Given exercise: Pick every line from the data that holds the word "CATCH".

Exercise input:
——
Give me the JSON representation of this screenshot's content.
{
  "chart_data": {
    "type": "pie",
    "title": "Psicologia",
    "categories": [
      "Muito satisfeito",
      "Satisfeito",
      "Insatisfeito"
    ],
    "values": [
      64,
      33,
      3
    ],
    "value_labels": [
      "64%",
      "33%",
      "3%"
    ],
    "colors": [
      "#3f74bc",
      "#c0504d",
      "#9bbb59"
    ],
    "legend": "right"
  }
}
——
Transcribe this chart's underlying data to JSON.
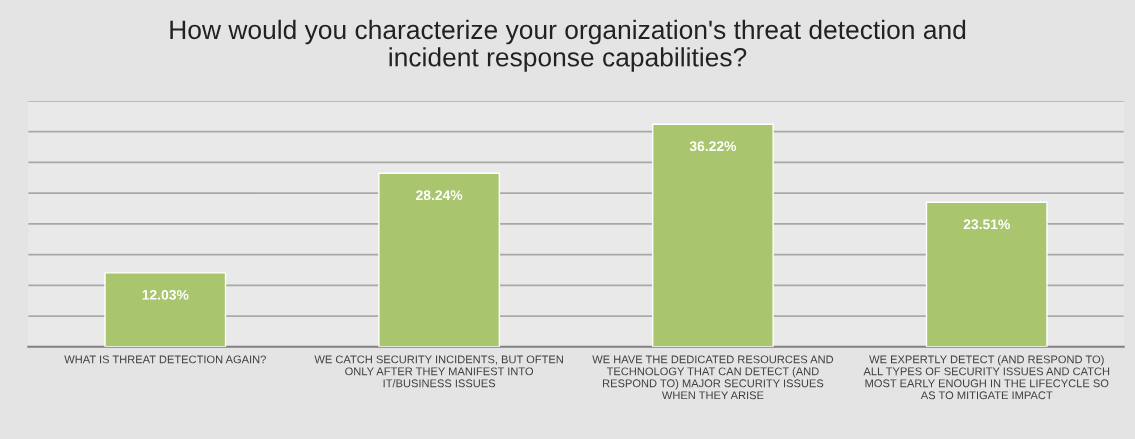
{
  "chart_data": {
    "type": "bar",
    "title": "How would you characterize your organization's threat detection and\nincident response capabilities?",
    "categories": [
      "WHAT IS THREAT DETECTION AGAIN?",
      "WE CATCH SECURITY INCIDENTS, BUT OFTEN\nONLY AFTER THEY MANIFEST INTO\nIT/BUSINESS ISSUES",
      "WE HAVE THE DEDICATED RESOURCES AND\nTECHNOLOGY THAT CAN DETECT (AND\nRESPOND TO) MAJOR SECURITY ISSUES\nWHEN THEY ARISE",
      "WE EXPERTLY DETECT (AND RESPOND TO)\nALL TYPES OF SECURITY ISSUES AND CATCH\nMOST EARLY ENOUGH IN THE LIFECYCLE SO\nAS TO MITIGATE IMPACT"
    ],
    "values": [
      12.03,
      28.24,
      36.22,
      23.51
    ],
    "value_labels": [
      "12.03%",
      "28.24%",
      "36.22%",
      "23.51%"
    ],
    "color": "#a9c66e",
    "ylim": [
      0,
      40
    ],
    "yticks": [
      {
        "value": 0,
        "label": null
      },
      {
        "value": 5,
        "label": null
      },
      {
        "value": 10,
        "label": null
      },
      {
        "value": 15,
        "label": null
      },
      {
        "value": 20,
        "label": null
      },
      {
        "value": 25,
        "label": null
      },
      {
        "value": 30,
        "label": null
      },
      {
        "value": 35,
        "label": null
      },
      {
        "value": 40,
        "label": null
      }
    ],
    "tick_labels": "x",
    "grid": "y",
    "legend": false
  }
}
——
Written answer:
      "WE CATCH SECURITY INCIDENTS, BUT OFTEN\nONLY AFTER THEY MANIFEST INTO\nIT/BUSINESS ISSUES",
      "WE EXPERTLY DETECT (AND RESPOND TO)\nALL TYPES OF SECURITY ISSUES AND CATCH\nMOST EARLY ENOUGH IN THE LIFECYCLE SO\nAS TO MITIGATE IMPACT"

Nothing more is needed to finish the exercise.